* **Stated problem**:
Copy out every entry below line for line, without changing a character, and leave the pictures out.
=====
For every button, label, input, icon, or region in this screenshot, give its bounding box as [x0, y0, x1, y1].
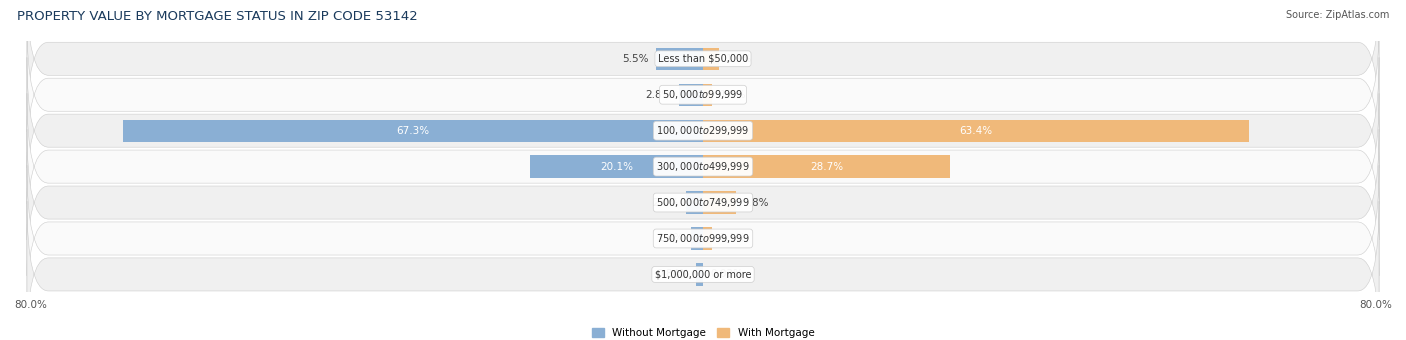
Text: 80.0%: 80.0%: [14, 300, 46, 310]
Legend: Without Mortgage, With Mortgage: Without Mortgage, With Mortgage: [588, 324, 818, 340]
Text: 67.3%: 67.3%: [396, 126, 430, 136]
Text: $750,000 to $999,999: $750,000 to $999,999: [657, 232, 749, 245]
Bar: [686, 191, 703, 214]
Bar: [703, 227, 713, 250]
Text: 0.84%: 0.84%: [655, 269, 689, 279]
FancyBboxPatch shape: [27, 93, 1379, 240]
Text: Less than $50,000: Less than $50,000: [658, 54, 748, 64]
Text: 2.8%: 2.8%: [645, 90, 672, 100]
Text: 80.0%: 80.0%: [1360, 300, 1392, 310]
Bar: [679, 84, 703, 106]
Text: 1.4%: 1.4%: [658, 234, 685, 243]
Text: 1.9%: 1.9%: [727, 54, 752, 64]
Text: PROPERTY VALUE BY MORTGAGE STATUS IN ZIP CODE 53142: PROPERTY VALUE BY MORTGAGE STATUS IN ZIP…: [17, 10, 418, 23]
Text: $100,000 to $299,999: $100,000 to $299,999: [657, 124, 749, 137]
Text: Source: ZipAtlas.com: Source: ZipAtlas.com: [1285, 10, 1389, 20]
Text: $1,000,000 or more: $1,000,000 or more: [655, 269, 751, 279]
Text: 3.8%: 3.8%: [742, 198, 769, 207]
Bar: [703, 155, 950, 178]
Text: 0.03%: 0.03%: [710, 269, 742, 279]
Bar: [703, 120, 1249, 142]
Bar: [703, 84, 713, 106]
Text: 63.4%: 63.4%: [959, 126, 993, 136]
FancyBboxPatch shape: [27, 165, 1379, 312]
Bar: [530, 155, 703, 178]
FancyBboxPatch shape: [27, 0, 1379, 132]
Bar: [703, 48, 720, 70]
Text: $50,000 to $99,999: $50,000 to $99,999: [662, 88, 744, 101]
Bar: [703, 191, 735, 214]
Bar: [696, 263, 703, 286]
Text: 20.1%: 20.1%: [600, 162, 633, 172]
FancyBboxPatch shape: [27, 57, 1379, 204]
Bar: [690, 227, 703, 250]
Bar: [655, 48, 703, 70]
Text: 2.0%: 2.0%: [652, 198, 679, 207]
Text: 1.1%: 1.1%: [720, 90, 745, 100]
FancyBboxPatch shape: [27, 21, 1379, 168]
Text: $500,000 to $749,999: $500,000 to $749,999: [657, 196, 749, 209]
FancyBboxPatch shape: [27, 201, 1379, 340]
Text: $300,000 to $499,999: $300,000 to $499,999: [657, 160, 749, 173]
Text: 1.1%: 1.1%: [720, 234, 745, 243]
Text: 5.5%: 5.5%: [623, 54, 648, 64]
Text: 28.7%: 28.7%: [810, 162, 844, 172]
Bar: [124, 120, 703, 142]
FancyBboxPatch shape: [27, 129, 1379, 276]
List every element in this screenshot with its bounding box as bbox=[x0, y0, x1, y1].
=====
* **Exercise response**:
For every button, label, input, icon, or region in this screenshot, give its bounding box as [x0, y0, x1, y1].
Text: 80.0%: 80.0%: [14, 300, 46, 310]
Legend: Without Mortgage, With Mortgage: Without Mortgage, With Mortgage: [588, 324, 818, 340]
Text: 67.3%: 67.3%: [396, 126, 430, 136]
Text: $750,000 to $999,999: $750,000 to $999,999: [657, 232, 749, 245]
Bar: [686, 191, 703, 214]
Bar: [703, 227, 713, 250]
Text: 0.84%: 0.84%: [655, 269, 689, 279]
FancyBboxPatch shape: [27, 93, 1379, 240]
Text: Less than $50,000: Less than $50,000: [658, 54, 748, 64]
Text: 2.8%: 2.8%: [645, 90, 672, 100]
Text: 80.0%: 80.0%: [1360, 300, 1392, 310]
Bar: [679, 84, 703, 106]
Text: 1.4%: 1.4%: [658, 234, 685, 243]
Text: 1.9%: 1.9%: [727, 54, 752, 64]
Text: PROPERTY VALUE BY MORTGAGE STATUS IN ZIP CODE 53142: PROPERTY VALUE BY MORTGAGE STATUS IN ZIP…: [17, 10, 418, 23]
Text: $100,000 to $299,999: $100,000 to $299,999: [657, 124, 749, 137]
Text: Source: ZipAtlas.com: Source: ZipAtlas.com: [1285, 10, 1389, 20]
Text: $1,000,000 or more: $1,000,000 or more: [655, 269, 751, 279]
Text: 3.8%: 3.8%: [742, 198, 769, 207]
Bar: [703, 155, 950, 178]
Text: 0.03%: 0.03%: [710, 269, 742, 279]
Bar: [703, 120, 1249, 142]
Bar: [703, 84, 713, 106]
Text: 63.4%: 63.4%: [959, 126, 993, 136]
FancyBboxPatch shape: [27, 165, 1379, 312]
Bar: [530, 155, 703, 178]
FancyBboxPatch shape: [27, 0, 1379, 132]
Bar: [703, 48, 720, 70]
Text: $50,000 to $99,999: $50,000 to $99,999: [662, 88, 744, 101]
Bar: [703, 191, 735, 214]
Bar: [696, 263, 703, 286]
Text: 20.1%: 20.1%: [600, 162, 633, 172]
FancyBboxPatch shape: [27, 57, 1379, 204]
Bar: [690, 227, 703, 250]
Bar: [655, 48, 703, 70]
Text: 2.0%: 2.0%: [652, 198, 679, 207]
Text: 1.1%: 1.1%: [720, 90, 745, 100]
FancyBboxPatch shape: [27, 21, 1379, 168]
Text: $500,000 to $749,999: $500,000 to $749,999: [657, 196, 749, 209]
FancyBboxPatch shape: [27, 201, 1379, 340]
Text: $300,000 to $499,999: $300,000 to $499,999: [657, 160, 749, 173]
Text: 1.1%: 1.1%: [720, 234, 745, 243]
Text: 5.5%: 5.5%: [623, 54, 648, 64]
Text: 28.7%: 28.7%: [810, 162, 844, 172]
Bar: [124, 120, 703, 142]
FancyBboxPatch shape: [27, 129, 1379, 276]
List every element in this screenshot with its bounding box as bbox=[x0, y0, x1, y1].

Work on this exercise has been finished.